-- Material for this task follows --
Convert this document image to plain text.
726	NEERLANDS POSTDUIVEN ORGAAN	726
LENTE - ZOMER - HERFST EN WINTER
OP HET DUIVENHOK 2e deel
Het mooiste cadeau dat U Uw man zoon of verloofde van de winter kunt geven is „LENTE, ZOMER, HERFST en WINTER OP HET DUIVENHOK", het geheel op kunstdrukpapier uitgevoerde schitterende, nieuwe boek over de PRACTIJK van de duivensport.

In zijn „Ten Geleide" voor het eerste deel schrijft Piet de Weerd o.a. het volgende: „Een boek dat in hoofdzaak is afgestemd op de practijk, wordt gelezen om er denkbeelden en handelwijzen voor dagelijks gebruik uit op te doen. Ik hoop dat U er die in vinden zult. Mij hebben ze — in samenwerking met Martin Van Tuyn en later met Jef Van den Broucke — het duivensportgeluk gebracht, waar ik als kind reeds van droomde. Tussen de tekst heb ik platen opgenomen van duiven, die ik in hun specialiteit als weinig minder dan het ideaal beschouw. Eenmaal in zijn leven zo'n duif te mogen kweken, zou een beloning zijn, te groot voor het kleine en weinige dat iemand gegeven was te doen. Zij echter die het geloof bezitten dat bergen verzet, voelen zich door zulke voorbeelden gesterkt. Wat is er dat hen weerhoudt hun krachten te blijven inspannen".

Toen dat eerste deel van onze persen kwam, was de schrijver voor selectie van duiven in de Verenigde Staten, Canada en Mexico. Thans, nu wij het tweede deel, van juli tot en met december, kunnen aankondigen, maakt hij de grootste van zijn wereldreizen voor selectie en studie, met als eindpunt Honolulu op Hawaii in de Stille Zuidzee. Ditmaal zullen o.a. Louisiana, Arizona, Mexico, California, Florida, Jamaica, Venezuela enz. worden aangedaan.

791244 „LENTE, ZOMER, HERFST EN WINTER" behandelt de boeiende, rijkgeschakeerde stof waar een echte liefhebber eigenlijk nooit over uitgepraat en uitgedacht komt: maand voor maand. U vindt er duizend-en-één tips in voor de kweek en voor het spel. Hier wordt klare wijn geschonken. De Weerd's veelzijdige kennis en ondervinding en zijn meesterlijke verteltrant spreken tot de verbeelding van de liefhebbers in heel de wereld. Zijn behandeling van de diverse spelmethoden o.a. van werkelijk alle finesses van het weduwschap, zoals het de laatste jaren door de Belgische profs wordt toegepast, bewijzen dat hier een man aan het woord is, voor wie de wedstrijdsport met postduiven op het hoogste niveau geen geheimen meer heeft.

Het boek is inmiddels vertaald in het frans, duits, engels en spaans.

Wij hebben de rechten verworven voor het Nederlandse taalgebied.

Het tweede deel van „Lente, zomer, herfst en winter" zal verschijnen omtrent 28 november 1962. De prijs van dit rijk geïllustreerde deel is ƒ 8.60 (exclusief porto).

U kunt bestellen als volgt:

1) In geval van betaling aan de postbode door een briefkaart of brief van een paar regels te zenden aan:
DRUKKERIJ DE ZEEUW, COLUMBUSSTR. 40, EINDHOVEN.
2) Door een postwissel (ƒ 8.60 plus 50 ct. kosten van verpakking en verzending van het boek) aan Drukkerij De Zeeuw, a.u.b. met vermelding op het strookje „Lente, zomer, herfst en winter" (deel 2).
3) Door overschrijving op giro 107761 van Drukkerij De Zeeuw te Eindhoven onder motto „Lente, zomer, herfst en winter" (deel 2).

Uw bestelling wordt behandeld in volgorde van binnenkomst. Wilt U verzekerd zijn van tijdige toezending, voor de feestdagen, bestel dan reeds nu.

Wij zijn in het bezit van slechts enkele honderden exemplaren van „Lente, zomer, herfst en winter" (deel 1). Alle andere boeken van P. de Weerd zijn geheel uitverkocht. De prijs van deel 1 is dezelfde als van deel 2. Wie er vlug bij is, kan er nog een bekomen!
-- Material for this task concluded --
**Task statement:**
A complete and exact reproduction of the data is needed.

**Completed task:**
Convert this document image to plain text.
726	NEERLANDS POSTDUIVEN ORGAAN	726
LENTE - ZOMER - HERFST EN WINTER
OP HET DUIVENHOK 2e deel
Het mooiste cadeau dat U Uw man zoon of verloofde van de winter kunt geven is „LENTE, ZOMER, HERFST en WINTER OP HET DUIVENHOK", het geheel op kunstdrukpapier uitgevoerde schitterende, nieuwe boek over de PRACTIJK van de duivensport.

In zijn „Ten Geleide" voor het eerste deel schrijft Piet de Weerd o.a. het volgende: „Een boek dat in hoofdzaak is afgestemd op de practijk, wordt gelezen om er denkbeelden en handelwijzen voor dagelijks gebruik uit op te doen. Ik hoop dat U er die in vinden zult. Mij hebben ze — in samenwerking met Martin Van Tuyn en later met Jef Van den Broucke — het duivensportgeluk gebracht, waar ik als kind reeds van droomde. Tussen de tekst heb ik platen opgenomen van duiven, die ik in hun specialiteit als weinig minder dan het ideaal beschouw. Eenmaal in zijn leven zo'n duif te mogen kweken, zou een beloning zijn, te groot voor het kleine en weinige dat iemand gegeven was te doen. Zij echter die het geloof bezitten dat bergen verzet, voelen zich door zulke voorbeelden gesterkt. Wat is er dat hen weerhoudt hun krachten te blijven inspannen".

Toen dat eerste deel van onze persen kwam, was de schrijver voor selectie van duiven in de Verenigde Staten, Canada en Mexico. Thans, nu wij het tweede deel, van juli tot en met december, kunnen aankondigen, maakt hij de grootste van zijn wereldreizen voor selectie en studie, met als eindpunt Honolulu op Hawaii in de Stille Zuidzee. Ditmaal zullen o.a. Louisiana, Arizona, Mexico, California, Florida, Jamaica, Venezuela enz. worden aangedaan.

791244 „LENTE, ZOMER, HERFST EN WINTER" behandelt de boeiende, rijkgeschakeerde stof waar een echte liefhebber eigenlijk nooit over uitgepraat en uitgedacht komt: maand voor maand. U vindt er duizend-en-één tips in voor de kweek en voor het spel. Hier wordt klare wijn geschonken. De Weerd's veelzijdige kennis en ondervinding en zijn meesterlijke verteltrant spreken tot de verbeelding van de liefhebbers in heel de wereld. Zijn behandeling van de diverse spelmethoden o.a. van werkelijk alle finesses van het weduwschap, zoals het de laatste jaren door de Belgische profs wordt toegepast, bewijzen dat hier een man aan het woord is, voor wie de wedstrijdsport met postduiven op het hoogste niveau geen geheimen meer heeft.

Het boek is inmiddels vertaald in het frans, duits, engels en spaans.

Wij hebben de rechten verworven voor het Nederlandse taalgebied.

Het tweede deel van „Lente, zomer, herfst en winter" zal verschijnen omtrent 28 november 1962. De prijs van dit rijk geïllustreerde deel is ƒ 8.60 (exclusief porto).

U kunt bestellen als volgt:

1) In geval van betaling aan de postbode door een briefkaart of brief van een paar regels te zenden aan:
DRUKKERIJ DE ZEEUW, COLUMBUSSTR. 40, EINDHOVEN.
2) Door een postwissel (ƒ 8.60 plus 50 ct. kosten van verpakking en verzending van het boek) aan Drukkerij De Zeeuw, a.u.b. met vermelding op het strookje „Lente, zomer, herfst en winter" (deel 2).
3) Door overschrijving op giro 107761 van Drukkerij De Zeeuw te Eindhoven onder motto „Lente, zomer, herfst en winter" (deel 2).

Uw bestelling wordt behandeld in volgorde van binnenkomst. Wilt U verzekerd zijn van tijdige toezending, voor de feestdagen, bestel dan reeds nu.

Wij zijn in het bezit van slechts enkele honderden exemplaren van „Lente, zomer, herfst en winter" (deel 1). Alle andere boeken van P. de Weerd zijn geheel uitverkocht. De prijs van deel 1 is dezelfde als van deel 2. Wie er vlug bij is, kan er nog een bekomen!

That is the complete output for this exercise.